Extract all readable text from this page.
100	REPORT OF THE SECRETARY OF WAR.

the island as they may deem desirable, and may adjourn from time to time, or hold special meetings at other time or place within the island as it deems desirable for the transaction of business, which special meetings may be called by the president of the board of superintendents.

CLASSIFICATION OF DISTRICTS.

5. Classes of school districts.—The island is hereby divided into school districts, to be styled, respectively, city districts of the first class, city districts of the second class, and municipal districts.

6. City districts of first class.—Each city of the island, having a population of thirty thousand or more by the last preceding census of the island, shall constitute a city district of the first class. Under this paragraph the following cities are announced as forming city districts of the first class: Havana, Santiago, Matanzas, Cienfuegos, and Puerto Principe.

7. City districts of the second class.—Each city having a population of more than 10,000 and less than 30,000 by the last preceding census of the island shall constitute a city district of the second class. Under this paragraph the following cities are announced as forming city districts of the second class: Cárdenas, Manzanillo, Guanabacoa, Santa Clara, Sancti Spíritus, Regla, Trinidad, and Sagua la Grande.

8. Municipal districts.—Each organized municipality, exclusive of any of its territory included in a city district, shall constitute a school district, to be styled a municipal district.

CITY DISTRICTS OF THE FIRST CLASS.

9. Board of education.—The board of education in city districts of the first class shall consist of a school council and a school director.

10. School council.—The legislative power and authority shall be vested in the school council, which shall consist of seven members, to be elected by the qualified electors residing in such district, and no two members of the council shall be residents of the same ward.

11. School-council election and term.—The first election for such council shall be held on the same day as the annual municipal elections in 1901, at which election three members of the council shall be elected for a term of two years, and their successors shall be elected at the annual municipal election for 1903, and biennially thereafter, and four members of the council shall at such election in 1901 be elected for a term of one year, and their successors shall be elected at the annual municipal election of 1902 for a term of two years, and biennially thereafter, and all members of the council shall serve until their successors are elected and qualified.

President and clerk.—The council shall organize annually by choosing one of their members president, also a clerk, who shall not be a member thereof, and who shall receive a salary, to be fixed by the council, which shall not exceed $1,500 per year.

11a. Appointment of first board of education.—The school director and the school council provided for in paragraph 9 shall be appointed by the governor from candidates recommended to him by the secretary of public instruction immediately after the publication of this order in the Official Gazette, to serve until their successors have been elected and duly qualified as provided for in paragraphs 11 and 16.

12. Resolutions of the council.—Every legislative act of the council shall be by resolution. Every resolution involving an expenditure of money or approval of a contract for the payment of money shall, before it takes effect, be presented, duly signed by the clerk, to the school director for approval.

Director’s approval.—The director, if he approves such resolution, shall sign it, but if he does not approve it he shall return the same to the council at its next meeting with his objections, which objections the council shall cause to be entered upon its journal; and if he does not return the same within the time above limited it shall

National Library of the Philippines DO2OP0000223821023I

====================

Task details :: Return every line of the material exactly.

Written reply ::
Extract all readable text from this page.
100	REPORT OF THE SECRETARY OF WAR.

the island as they may deem desirable, and may adjourn from time to time, or hold special meetings at other time or place within the island as it deems desirable for the transaction of business, which special meetings may be called by the president of the board of superintendents.

CLASSIFICATION OF DISTRICTS.

5. Classes of school districts.—The island is hereby divided into school districts, to be styled, respectively, city districts of the first class, city districts of the second class, and municipal districts.

6. City districts of first class.—Each city of the island, having a population of thirty thousand or more by the last preceding census of the island, shall constitute a city district of the first class. Under this paragraph the following cities are announced as forming city districts of the first class: Havana, Santiago, Matanzas, Cienfuegos, and Puerto Principe.

7. City districts of the second class.—Each city having a population of more than 10,000 and less than 30,000 by the last preceding census of the island shall constitute a city district of the second class. Under this paragraph the following cities are announced as forming city districts of the second class: Cárdenas, Manzanillo, Guanabacoa, Santa Clara, Sancti Spíritus, Regla, Trinidad, and Sagua la Grande.

8. Municipal districts.—Each organized municipality, exclusive of any of its territory included in a city district, shall constitute a school district, to be styled a municipal district.

CITY DISTRICTS OF THE FIRST CLASS.

9. Board of education.—The board of education in city districts of the first class shall consist of a school council and a school director.

10. School council.—The legislative power and authority shall be vested in the school council, which shall consist of seven members, to be elected by the qualified electors residing in such district, and no two members of the council shall be residents of the same ward.

11. School-council election and term.—The first election for such council shall be held on the same day as the annual municipal elections in 1901, at which election three members of the council shall be elected for a term of two years, and their successors shall be elected at the annual municipal election for 1903, and biennially thereafter, and four members of the council shall at such election in 1901 be elected for a term of one year, and their successors shall be elected at the annual municipal election of 1902 for a term of two years, and biennially thereafter, and all members of the council shall serve until their successors are elected and qualified.

President and clerk.—The council shall organize annually by choosing one of their members president, also a clerk, who shall not be a member thereof, and who shall receive a salary, to be fixed by the council, which shall not exceed $1,500 per year.

11a. Appointment of first board of education.—The school director and the school council provided for in paragraph 9 shall be appointed by the governor from candidates recommended to him by the secretary of public instruction immediately after the publication of this order in the Official Gazette, to serve until their successors have been elected and duly qualified as provided for in paragraphs 11 and 16.

12. Resolutions of the council.—Every legislative act of the council shall be by resolution. Every resolution involving an expenditure of money or approval of a contract for the payment of money shall, before it takes effect, be presented, duly signed by the clerk, to the school director for approval.

Director’s approval.—The director, if he approves such resolution, shall sign it, but if he does not approve it he shall return the same to the council at its next meeting with his objections, which objections the council shall cause to be entered upon its journal; and if he does not return the same within the time above limited it shall

National Library of the Philippines DO2OP0000223821023I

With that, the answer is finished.